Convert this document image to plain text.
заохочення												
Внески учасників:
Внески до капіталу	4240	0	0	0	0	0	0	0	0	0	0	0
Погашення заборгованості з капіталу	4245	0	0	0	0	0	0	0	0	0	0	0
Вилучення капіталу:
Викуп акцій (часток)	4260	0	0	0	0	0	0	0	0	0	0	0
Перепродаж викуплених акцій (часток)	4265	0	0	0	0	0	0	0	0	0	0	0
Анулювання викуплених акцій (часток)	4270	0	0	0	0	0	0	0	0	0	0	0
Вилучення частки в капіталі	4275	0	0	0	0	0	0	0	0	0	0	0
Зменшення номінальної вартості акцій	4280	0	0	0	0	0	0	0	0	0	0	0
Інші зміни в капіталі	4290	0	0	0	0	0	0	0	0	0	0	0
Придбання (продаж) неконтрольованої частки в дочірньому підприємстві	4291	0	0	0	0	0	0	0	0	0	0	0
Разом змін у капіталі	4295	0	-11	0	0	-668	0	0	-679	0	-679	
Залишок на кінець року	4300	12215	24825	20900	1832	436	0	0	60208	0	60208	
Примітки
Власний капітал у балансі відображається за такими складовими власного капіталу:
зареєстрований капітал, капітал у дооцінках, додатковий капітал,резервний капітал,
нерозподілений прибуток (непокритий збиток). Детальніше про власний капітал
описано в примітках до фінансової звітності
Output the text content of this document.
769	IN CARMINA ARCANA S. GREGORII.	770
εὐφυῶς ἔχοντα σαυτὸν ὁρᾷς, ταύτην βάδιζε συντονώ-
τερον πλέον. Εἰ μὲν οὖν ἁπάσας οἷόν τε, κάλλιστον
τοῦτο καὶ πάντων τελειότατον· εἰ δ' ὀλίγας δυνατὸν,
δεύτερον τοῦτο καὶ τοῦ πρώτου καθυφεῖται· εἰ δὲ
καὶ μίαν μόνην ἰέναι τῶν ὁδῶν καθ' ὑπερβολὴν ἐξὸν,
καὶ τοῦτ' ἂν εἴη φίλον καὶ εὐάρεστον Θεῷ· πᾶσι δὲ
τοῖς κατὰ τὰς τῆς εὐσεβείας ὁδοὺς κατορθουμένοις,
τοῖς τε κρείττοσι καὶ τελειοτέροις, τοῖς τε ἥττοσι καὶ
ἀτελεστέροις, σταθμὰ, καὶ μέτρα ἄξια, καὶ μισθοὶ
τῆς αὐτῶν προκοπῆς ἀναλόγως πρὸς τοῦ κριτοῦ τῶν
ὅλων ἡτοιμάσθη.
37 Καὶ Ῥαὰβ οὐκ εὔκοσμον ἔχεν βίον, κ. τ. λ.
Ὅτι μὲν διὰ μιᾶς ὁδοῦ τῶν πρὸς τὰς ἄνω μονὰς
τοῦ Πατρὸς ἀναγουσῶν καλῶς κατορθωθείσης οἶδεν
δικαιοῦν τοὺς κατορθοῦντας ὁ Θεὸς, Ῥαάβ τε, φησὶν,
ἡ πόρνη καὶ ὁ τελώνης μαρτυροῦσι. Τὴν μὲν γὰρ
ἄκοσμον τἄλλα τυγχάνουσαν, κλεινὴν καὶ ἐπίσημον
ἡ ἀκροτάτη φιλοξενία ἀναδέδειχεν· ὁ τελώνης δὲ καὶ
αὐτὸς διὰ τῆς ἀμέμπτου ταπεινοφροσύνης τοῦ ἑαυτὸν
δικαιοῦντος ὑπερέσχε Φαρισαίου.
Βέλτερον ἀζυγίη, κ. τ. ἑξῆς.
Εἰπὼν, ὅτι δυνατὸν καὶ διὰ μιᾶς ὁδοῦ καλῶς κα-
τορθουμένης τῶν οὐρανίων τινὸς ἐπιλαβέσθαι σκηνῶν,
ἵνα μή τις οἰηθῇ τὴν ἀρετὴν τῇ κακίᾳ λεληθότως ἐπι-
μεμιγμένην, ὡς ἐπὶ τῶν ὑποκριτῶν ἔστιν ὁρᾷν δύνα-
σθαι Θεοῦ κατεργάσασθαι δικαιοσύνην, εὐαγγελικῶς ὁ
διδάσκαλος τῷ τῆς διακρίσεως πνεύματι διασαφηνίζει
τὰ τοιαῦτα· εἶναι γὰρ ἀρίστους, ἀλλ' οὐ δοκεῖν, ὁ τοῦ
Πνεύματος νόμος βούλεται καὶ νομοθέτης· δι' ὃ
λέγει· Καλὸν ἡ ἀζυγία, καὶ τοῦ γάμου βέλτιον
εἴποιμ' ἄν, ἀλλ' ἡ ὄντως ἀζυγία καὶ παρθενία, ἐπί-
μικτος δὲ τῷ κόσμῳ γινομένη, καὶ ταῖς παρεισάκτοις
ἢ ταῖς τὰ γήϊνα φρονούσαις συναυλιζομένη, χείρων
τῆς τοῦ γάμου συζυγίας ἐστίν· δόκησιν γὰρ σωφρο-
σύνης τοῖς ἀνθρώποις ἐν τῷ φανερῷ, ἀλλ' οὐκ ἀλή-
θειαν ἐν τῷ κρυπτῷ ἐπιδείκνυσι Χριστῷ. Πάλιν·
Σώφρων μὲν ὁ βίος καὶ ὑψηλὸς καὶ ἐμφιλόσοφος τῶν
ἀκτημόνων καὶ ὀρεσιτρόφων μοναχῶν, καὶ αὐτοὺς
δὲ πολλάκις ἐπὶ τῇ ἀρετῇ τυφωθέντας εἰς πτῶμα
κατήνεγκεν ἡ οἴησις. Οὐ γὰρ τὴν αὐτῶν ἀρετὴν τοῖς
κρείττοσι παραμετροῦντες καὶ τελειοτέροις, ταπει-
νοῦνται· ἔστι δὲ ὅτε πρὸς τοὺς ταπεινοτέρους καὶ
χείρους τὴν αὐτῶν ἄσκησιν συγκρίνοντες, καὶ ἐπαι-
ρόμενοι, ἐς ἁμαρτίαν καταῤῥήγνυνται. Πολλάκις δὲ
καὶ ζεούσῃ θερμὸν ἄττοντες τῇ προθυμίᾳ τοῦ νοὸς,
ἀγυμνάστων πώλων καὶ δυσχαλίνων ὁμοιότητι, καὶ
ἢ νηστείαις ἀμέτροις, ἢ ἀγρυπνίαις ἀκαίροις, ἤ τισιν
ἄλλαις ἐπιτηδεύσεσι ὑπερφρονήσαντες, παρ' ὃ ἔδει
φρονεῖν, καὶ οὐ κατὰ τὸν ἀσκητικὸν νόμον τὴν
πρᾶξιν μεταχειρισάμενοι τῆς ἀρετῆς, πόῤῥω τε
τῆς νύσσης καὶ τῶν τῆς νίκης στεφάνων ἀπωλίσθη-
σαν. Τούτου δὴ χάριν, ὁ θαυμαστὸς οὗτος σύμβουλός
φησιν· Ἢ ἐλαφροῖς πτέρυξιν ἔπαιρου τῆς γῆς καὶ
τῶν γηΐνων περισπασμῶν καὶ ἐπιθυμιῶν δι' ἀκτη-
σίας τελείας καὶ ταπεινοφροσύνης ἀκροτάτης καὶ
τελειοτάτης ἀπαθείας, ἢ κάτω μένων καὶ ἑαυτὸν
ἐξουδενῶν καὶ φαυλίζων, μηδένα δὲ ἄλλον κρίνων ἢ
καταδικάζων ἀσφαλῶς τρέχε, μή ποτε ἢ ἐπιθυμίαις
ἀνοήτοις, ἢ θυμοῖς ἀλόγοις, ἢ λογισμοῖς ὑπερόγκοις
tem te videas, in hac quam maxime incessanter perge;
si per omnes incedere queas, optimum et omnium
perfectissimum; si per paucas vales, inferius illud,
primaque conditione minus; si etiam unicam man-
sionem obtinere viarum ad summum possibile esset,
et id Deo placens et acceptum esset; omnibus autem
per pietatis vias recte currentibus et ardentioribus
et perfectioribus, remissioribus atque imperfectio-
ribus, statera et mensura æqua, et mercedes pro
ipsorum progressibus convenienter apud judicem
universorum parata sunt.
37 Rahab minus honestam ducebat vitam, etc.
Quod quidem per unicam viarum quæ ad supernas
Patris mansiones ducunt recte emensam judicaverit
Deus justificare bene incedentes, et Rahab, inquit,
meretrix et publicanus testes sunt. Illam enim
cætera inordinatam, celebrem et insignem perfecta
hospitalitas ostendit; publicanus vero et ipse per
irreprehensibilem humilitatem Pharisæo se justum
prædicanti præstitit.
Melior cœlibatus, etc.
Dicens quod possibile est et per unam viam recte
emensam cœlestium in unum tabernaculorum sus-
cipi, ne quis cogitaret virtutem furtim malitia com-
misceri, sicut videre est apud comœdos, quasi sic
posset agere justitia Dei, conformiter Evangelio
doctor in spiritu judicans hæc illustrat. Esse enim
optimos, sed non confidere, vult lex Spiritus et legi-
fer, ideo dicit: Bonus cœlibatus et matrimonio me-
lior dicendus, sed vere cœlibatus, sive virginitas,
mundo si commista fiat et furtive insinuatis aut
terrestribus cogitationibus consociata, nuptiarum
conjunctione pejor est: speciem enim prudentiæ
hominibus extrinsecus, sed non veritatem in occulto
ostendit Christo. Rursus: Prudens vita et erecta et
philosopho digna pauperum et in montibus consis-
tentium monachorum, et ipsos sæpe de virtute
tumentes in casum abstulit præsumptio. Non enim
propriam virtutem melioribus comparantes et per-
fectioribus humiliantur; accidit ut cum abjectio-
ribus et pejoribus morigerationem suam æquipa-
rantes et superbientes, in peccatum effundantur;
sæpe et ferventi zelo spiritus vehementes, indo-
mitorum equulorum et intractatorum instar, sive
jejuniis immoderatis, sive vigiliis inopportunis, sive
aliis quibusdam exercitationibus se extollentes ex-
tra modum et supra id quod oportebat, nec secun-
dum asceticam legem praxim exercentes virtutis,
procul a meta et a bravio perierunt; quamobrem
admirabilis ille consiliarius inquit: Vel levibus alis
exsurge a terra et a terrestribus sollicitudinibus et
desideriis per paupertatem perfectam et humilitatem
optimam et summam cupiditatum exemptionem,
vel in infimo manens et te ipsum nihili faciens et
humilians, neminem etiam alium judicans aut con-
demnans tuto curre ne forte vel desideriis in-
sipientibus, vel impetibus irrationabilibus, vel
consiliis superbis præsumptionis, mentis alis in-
+===+
**What you have to do**.
Only a number is wanted here: how many lines in the data above include the string "sive"?

**Complete response**.
3